The flowers are deep blue to purple-blue in color. The tube of the flower is puffed out and measures 17–30 millimeters long, though they usually do not exceed 25 mm. They can be smooth or have glandular hairs on the outside or the inside of the flowers and also can have reddish-purple floral guides or lack them. The longest pair of stamens will either reach or extend out of the flower's mouth slightly. The sterile staminode is 12–15 mm, has sparse yellow hairs, and also reaches the mouth of the flower or extends out of it slightly.

The fruit is a capsule that is 8–12 mm long and 4–6 mm wide.

It is a similar plant to bluestem penstemon (Penstemon cyanocaulis), Penstemon subglaber, and Penstemon mensarum.

==Taxonomy==
Penstemon saxosorum was scientifically described and named in 1920 by Francis W. Pennell. It is classified as in the genus Penstemon within the family Plantaginaceae and has no synonyms or subspecies. A 2006 study of the genetics of penstemon species found Penstemon saxosorum to be most closely related to Halls alpine penstemon (Penstemon hallii) and then Grand Mesa penstemon (Penstemon mensarum). However, an earlier 2006 study found its closest relative to be Harrington's penstemon (Penstemon harringtonii), but agreed that it was in a clade with P. mensarum that also includes pinto penstemon (Penstemon bicolor).

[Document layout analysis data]
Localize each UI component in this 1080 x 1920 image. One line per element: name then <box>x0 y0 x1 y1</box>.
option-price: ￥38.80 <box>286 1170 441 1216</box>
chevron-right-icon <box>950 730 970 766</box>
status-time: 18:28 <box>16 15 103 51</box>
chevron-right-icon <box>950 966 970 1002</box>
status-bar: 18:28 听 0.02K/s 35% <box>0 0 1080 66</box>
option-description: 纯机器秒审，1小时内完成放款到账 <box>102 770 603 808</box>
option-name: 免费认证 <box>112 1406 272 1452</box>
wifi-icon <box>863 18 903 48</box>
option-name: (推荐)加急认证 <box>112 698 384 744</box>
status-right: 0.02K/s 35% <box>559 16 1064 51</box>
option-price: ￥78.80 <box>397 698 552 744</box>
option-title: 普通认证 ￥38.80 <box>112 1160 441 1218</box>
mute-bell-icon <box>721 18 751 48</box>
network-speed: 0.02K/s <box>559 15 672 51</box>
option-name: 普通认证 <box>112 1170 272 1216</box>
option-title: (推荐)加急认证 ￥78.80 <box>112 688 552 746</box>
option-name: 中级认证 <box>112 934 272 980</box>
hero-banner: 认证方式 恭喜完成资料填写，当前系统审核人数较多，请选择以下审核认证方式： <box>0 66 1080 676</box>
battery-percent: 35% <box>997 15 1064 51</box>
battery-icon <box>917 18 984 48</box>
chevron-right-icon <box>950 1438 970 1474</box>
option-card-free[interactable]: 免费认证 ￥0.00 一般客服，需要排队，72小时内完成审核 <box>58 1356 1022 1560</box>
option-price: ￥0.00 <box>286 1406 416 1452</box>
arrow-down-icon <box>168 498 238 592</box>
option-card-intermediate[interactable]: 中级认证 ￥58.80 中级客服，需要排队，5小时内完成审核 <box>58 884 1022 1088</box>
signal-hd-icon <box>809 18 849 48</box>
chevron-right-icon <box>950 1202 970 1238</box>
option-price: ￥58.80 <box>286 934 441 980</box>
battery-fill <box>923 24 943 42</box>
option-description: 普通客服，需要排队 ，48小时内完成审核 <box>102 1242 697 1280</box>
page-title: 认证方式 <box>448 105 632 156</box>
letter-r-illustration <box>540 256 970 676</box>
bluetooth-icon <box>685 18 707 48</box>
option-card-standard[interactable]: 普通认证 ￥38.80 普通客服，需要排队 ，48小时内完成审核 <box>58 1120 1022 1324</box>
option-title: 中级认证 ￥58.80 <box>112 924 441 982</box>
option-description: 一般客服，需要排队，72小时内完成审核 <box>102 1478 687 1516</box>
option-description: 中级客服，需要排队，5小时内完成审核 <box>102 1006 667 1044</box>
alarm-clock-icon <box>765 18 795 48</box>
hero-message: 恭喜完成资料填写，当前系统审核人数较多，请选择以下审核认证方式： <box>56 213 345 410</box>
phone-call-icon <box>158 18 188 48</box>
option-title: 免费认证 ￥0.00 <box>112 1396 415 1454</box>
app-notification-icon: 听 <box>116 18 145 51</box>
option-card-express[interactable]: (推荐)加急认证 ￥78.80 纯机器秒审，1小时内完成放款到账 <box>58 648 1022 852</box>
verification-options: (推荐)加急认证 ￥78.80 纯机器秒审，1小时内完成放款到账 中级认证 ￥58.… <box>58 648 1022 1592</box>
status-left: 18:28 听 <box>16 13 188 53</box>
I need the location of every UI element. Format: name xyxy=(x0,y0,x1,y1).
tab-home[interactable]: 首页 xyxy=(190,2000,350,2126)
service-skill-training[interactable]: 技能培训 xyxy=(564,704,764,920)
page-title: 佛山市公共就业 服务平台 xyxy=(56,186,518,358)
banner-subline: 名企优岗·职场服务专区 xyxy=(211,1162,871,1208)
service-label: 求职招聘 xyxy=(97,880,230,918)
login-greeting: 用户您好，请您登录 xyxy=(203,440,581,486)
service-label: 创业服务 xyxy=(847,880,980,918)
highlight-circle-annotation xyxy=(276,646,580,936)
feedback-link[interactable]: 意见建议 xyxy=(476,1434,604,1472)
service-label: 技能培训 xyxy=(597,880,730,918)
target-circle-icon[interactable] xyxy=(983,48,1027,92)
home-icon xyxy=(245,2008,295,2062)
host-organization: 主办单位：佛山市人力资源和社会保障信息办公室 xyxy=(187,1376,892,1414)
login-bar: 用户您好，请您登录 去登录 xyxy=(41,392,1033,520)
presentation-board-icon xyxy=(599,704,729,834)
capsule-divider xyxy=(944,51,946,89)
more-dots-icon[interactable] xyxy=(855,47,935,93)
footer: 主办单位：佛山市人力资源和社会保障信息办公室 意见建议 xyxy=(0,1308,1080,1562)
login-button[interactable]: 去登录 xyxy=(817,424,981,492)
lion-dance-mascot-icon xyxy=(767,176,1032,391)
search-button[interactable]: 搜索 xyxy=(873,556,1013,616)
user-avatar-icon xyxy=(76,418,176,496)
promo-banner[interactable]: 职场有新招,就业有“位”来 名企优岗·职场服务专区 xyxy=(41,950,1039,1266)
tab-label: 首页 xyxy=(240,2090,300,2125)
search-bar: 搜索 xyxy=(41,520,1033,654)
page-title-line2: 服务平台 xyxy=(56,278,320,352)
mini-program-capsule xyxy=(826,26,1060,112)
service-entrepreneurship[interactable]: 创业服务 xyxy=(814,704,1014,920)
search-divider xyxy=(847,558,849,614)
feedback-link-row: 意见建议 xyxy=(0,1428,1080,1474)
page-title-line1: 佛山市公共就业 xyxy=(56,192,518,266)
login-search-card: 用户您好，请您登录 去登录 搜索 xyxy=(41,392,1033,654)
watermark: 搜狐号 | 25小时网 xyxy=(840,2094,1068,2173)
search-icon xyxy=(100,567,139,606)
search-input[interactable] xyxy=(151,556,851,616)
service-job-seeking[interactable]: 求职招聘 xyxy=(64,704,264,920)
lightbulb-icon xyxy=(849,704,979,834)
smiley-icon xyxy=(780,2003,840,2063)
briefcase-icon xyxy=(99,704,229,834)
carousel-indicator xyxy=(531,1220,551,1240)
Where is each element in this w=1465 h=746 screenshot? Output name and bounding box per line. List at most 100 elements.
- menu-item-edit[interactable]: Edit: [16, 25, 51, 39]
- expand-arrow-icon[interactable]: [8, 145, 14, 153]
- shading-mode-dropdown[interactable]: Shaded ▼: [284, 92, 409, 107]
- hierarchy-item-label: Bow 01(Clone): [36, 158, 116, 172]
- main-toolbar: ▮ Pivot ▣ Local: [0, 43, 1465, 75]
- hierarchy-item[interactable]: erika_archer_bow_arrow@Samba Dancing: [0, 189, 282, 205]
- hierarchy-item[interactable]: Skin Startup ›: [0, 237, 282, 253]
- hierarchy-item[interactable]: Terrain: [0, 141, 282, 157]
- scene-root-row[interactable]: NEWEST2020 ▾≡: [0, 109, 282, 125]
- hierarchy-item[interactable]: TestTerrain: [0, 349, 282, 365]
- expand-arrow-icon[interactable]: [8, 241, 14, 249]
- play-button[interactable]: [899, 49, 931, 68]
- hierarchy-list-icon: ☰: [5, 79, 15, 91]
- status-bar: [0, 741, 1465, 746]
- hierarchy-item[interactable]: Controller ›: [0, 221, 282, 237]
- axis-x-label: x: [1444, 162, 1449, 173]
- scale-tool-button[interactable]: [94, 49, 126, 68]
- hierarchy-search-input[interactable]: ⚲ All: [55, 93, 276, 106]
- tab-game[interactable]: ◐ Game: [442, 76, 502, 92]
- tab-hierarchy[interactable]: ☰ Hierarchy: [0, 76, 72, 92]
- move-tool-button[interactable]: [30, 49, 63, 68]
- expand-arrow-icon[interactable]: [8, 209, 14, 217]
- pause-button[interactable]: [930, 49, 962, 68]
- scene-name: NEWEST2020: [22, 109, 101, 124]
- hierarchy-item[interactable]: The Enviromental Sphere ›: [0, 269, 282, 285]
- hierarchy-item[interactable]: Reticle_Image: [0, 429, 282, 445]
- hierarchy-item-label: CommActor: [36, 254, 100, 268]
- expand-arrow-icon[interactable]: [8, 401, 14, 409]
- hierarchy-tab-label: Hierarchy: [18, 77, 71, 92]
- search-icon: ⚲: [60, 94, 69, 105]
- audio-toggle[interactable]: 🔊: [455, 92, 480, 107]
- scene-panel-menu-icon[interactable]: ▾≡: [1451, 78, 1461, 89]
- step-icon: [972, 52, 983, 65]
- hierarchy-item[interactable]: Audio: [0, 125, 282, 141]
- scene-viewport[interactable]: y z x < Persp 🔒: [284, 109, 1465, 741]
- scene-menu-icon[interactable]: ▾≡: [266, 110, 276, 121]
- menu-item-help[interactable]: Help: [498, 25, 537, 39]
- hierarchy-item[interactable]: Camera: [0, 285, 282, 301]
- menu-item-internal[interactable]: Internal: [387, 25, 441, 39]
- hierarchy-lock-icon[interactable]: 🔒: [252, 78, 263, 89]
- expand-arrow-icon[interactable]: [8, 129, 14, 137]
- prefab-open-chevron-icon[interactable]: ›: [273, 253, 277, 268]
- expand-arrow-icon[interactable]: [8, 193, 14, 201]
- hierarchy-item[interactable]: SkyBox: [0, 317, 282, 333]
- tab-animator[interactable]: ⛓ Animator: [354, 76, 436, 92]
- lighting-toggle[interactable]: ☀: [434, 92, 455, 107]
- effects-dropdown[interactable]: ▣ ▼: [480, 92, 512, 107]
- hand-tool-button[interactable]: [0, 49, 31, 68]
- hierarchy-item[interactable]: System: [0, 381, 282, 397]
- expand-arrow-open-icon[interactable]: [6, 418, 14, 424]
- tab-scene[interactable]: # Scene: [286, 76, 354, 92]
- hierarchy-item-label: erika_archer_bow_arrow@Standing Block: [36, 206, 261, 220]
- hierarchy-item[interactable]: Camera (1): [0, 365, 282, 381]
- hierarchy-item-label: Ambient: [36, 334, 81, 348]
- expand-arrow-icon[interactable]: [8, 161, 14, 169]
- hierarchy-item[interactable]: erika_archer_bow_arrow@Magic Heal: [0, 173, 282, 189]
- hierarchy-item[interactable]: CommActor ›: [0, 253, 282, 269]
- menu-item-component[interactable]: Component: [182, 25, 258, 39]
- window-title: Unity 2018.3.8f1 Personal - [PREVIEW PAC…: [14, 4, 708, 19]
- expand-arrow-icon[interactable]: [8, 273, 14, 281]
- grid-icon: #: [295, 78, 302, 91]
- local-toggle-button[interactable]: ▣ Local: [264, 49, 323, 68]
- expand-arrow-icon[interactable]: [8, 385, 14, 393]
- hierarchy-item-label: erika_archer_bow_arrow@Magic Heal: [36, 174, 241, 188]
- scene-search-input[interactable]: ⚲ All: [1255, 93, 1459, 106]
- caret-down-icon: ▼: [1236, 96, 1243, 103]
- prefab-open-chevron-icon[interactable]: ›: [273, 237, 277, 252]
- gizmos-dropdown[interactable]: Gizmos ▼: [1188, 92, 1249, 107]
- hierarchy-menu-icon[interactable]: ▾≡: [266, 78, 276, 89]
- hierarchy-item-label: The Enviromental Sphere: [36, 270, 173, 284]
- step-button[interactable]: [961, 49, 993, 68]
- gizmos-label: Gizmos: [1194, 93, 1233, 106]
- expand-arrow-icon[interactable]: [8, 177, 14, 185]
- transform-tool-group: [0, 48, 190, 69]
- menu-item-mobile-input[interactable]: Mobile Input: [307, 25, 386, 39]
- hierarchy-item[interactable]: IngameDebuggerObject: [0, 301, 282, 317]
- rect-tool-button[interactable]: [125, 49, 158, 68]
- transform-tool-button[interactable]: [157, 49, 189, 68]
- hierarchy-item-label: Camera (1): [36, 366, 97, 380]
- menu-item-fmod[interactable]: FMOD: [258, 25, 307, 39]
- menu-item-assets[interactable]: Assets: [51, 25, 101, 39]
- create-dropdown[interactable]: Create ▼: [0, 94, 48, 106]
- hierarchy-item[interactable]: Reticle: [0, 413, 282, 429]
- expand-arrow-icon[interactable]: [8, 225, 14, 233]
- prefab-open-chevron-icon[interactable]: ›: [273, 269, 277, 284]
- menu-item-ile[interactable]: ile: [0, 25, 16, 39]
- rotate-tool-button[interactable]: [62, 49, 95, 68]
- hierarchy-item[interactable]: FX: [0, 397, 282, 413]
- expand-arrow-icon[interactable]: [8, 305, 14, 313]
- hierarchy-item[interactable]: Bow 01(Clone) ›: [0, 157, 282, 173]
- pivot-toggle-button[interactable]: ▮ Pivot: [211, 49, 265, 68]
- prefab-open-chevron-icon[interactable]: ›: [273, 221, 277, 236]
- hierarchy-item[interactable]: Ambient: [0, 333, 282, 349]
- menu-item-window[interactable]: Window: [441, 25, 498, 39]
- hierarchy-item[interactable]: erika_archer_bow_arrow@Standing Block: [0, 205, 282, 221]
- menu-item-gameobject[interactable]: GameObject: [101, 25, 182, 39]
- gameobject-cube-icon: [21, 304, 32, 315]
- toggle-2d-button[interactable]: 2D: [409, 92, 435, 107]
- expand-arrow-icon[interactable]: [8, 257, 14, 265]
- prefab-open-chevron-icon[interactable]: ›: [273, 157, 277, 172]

### [TASK TO COMPLETE]
Reproduce word for word the stretch of the Penstemon saxosorum text from "The flowers are" through "and Penstemon mensarum.".

### [THE ANSWER]
The flowers are deep blue to purple-blue in color. The tube of the flower is puffed out and measures 17–30 millimeters long, though they usually do not exceed 25 mm. They can be smooth or have glandular hairs on the outside or the inside of the flowers and also can have reddish-purple floral guides or lack them. The longest pair of stamens will either reach or extend out of the flower's mouth slightly. The sterile staminode is 12–15 mm, has sparse yellow hairs, and also reaches the mouth of the flower or extends out of it slightly.

The fruit is a capsule that is 8–12 mm long and 4–6 mm wide.

It is a similar plant to bluestem penstemon (Penstemon cyanocaulis), Penstemon subglaber, and Penstemon mensarum.